# [Input for this task]
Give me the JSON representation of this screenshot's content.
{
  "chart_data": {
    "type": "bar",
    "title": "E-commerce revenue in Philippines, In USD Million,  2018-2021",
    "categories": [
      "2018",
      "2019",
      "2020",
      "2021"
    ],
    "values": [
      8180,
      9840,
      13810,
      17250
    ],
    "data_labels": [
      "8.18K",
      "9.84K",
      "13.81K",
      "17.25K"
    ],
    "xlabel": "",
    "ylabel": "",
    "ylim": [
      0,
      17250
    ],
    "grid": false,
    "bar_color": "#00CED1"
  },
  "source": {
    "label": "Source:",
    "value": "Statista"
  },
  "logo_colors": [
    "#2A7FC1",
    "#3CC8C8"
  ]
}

# [What is required]
Restate the whole listing exactly, leaving out nothing.

# [Answer below]
Give me the JSON representation of this screenshot's content.
{
  "chart_data": {
    "type": "bar",
    "title": "E-commerce revenue in Philippines, In USD Million,  2018-2021",
    "categories": [
      "2018",
      "2019",
      "2020",
      "2021"
    ],
    "values": [
      8180,
      9840,
      13810,
      17250
    ],
    "data_labels": [
      "8.18K",
      "9.84K",
      "13.81K",
      "17.25K"
    ],
    "xlabel": "",
    "ylabel": "",
    "ylim": [
      0,
      17250
    ],
    "grid": false,
    "bar_color": "#00CED1"
  },
  "source": {
    "label": "Source:",
    "value": "Statista"
  },
  "logo_colors": [
    "#2A7FC1",
    "#3CC8C8"
  ]
}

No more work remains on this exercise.